Written problem :: Return a copy of every line in the records that includes the word "label".

-- start of Material provided --

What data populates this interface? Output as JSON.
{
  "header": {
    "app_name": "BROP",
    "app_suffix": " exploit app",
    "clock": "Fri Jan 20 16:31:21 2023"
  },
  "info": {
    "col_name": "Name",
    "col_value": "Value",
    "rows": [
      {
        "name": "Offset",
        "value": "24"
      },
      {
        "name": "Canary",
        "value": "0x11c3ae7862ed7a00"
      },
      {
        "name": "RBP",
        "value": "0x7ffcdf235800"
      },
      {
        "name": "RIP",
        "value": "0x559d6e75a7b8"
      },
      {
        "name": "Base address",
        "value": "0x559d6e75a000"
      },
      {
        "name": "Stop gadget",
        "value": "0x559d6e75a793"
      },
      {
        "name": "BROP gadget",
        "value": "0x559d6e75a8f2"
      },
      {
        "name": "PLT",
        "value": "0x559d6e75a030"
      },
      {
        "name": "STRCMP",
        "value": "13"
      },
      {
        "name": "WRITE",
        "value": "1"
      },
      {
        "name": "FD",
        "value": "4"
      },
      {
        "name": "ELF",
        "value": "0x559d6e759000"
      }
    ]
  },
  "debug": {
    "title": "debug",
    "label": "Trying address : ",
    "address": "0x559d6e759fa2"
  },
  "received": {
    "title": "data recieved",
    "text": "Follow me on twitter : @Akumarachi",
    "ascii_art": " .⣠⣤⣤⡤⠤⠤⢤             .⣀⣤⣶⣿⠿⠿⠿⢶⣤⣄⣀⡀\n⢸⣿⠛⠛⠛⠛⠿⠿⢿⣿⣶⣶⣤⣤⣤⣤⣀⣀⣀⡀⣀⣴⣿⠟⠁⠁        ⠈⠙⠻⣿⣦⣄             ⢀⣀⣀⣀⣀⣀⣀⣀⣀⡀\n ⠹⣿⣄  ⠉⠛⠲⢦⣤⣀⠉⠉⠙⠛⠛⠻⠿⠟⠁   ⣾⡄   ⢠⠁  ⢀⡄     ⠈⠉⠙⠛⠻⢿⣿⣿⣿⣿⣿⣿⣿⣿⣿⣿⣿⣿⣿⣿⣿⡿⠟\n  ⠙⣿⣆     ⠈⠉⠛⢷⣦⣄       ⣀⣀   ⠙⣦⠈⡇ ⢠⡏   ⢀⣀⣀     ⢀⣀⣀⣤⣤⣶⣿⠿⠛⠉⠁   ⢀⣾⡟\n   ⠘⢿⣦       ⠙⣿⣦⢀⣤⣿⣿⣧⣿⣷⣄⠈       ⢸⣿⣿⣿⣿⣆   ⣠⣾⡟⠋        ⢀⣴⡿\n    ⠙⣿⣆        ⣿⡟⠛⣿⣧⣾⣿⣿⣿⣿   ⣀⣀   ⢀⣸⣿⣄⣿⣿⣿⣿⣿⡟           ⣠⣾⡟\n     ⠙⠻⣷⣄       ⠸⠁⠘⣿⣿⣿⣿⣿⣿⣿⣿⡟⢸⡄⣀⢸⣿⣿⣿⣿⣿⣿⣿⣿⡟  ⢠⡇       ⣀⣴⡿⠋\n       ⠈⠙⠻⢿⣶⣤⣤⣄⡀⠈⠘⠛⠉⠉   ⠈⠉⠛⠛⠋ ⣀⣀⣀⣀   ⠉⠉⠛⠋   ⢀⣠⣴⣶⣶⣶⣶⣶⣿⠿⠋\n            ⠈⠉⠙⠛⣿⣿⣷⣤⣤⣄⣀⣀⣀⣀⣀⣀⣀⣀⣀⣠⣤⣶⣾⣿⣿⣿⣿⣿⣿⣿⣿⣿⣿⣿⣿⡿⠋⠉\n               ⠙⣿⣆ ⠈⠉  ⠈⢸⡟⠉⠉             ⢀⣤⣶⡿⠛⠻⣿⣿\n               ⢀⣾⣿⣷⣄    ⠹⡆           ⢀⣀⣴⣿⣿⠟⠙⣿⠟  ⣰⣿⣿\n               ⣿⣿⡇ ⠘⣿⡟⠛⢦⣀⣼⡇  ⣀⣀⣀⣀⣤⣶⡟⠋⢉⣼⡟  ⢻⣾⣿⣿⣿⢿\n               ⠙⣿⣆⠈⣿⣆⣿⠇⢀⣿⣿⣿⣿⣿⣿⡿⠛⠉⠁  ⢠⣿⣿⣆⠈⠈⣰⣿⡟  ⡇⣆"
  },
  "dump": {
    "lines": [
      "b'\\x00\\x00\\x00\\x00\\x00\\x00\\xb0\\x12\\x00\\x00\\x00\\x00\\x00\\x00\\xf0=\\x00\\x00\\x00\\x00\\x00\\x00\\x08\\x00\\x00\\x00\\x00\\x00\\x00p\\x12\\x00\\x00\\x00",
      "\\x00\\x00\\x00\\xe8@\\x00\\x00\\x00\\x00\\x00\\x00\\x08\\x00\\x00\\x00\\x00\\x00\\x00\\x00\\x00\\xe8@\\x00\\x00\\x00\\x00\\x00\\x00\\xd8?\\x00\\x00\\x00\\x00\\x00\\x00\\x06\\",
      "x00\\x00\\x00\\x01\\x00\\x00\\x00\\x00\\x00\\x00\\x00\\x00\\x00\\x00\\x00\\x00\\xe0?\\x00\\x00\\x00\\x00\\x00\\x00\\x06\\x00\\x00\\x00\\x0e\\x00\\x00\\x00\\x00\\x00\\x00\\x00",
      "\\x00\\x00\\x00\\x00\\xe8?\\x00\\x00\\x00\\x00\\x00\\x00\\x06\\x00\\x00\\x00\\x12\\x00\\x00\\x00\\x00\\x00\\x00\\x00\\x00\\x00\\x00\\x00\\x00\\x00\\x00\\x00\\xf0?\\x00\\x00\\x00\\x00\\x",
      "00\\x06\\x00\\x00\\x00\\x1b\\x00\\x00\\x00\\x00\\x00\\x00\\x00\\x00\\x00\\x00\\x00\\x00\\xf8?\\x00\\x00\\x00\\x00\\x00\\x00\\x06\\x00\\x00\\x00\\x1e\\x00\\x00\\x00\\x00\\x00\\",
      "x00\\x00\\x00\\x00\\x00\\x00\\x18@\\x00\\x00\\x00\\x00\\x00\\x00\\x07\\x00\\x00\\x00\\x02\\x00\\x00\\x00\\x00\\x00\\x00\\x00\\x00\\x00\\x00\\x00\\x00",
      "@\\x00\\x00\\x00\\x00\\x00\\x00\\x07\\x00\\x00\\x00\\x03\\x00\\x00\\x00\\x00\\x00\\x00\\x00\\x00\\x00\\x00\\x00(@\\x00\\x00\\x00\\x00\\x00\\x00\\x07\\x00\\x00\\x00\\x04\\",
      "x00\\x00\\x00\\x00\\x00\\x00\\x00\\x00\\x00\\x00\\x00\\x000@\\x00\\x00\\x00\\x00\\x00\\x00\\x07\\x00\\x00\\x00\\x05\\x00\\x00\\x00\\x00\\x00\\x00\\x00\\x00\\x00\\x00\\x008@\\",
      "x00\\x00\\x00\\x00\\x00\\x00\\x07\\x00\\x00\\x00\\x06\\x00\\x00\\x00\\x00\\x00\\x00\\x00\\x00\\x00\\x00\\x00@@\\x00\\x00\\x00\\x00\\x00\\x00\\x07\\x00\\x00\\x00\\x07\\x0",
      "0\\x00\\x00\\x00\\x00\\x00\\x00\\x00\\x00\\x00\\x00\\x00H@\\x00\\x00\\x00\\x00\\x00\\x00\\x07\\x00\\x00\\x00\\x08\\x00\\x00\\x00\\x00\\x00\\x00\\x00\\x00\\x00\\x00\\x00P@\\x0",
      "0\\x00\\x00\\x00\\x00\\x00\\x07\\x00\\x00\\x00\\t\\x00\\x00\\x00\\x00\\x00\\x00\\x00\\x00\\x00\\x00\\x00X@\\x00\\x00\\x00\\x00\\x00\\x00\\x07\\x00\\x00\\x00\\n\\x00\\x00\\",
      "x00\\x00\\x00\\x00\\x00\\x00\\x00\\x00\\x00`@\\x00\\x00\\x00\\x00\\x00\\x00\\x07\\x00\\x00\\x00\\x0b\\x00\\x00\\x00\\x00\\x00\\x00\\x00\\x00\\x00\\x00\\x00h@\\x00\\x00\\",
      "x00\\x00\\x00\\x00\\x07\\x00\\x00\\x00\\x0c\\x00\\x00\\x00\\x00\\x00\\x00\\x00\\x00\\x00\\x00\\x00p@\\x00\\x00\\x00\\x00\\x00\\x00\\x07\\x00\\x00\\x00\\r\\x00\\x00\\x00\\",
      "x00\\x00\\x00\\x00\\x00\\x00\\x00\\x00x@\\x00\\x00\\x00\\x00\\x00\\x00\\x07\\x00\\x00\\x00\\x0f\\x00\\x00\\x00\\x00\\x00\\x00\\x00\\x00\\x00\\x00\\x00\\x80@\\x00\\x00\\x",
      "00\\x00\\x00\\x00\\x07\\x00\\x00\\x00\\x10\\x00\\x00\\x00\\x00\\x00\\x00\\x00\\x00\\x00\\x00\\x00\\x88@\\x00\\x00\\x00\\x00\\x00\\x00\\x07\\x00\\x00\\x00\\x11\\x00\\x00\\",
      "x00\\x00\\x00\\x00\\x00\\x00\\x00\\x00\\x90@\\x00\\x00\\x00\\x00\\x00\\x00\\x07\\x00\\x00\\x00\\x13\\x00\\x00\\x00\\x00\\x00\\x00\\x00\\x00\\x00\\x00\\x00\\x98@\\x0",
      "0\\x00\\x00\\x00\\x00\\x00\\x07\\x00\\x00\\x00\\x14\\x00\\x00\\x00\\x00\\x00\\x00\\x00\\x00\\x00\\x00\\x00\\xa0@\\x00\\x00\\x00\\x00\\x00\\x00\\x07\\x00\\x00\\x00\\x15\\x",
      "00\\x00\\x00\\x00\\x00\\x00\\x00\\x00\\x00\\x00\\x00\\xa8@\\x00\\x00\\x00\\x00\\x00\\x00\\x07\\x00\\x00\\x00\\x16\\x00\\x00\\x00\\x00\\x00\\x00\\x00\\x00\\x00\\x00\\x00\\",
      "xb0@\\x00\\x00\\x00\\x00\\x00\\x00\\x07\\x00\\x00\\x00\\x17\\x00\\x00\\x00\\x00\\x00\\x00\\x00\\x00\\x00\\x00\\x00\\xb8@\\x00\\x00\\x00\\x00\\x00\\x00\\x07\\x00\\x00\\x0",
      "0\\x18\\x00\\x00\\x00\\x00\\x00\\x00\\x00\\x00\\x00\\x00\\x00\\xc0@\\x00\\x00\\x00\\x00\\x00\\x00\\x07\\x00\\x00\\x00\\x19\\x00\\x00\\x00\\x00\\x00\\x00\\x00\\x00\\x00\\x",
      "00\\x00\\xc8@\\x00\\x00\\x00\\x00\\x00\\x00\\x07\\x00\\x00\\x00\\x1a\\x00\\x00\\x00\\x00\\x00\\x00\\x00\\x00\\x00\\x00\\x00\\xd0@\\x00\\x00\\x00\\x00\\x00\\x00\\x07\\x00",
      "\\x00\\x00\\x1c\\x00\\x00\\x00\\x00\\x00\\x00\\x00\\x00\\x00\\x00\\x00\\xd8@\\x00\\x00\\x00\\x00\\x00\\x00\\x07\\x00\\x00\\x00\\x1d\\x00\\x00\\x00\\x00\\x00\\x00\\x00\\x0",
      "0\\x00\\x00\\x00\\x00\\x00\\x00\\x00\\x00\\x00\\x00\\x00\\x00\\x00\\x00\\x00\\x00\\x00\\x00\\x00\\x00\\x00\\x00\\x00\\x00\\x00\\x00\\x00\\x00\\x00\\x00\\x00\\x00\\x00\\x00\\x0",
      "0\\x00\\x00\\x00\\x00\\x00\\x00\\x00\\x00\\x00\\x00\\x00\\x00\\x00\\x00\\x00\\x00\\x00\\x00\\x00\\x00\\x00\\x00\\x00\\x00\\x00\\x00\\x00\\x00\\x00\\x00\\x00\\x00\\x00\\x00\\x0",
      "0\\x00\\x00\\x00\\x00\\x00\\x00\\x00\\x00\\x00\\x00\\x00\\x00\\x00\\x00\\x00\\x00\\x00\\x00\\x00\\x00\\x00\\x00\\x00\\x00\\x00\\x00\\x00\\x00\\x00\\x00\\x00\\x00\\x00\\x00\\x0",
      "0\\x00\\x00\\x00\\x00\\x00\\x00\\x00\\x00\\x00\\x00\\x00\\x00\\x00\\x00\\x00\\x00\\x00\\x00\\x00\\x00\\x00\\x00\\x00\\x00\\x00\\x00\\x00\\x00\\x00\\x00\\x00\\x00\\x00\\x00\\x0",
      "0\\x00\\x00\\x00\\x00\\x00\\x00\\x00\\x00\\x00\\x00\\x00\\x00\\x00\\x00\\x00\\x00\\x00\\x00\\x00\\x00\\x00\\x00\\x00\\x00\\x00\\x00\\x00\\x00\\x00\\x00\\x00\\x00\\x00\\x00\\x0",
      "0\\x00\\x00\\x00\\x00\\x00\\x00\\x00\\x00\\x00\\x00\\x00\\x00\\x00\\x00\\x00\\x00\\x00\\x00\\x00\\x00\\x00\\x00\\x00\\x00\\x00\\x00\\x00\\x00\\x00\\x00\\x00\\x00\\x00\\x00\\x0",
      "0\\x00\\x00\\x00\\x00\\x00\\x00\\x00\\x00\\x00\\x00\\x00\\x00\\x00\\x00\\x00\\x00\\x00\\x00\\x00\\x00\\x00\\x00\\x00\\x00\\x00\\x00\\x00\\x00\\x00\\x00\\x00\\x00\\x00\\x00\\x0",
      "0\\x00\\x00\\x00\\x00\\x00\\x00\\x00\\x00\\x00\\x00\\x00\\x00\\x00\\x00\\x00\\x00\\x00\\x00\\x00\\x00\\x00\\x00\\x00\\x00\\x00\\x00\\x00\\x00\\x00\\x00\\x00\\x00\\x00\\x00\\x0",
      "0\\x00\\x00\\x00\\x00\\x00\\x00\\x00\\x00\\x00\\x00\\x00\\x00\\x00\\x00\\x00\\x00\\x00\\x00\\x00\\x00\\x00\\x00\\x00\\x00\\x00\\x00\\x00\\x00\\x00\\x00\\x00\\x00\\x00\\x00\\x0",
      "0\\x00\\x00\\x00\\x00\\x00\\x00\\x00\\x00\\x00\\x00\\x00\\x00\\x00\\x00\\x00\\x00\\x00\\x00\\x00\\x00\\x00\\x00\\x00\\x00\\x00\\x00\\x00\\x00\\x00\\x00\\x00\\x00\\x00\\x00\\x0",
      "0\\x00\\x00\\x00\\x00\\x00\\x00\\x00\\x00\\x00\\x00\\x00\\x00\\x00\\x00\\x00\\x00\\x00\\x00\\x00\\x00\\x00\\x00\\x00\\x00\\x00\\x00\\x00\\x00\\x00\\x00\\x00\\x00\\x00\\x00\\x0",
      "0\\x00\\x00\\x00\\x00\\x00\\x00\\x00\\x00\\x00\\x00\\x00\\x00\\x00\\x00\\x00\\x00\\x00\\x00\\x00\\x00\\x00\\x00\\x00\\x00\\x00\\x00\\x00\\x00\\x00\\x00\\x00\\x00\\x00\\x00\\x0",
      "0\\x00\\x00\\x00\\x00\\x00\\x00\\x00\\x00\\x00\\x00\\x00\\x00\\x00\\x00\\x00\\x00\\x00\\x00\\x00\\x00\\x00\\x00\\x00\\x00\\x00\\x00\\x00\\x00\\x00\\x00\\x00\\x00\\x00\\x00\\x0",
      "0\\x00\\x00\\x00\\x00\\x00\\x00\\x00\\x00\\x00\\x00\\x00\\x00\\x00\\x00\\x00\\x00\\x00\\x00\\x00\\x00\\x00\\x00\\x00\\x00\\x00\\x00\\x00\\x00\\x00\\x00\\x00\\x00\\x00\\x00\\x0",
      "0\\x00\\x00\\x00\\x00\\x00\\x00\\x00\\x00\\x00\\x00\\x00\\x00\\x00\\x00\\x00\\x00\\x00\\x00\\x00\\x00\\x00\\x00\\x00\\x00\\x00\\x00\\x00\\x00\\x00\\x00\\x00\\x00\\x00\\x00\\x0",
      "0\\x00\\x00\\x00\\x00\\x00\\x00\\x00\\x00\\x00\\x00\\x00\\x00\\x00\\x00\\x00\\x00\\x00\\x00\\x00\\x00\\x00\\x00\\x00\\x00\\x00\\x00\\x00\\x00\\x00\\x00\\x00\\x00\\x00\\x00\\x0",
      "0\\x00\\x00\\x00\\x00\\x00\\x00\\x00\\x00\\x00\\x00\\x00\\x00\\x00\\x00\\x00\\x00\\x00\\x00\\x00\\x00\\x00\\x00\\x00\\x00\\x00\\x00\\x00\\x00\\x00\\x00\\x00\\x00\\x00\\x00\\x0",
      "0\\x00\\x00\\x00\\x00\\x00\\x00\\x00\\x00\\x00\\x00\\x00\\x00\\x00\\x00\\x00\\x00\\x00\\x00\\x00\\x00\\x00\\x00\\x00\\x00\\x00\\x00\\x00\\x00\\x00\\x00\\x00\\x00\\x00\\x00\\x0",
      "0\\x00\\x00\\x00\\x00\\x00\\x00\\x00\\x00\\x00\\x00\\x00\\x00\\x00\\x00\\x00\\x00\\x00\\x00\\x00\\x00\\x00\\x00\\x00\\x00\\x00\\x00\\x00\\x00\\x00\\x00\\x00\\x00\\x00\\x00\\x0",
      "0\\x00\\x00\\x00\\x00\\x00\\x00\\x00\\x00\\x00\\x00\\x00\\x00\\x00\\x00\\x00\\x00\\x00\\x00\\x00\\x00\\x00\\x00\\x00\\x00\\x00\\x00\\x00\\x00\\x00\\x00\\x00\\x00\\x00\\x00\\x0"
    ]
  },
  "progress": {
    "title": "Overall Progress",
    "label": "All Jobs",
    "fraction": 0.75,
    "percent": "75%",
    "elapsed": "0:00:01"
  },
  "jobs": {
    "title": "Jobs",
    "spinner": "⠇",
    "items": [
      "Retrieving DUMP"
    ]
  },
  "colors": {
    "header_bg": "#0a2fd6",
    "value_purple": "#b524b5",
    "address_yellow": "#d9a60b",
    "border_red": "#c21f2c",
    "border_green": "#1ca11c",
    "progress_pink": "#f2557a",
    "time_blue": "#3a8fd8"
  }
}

-- end of Material provided --

Result for this exercise ::
    "label": "Trying address : ",
    "label": "All Jobs",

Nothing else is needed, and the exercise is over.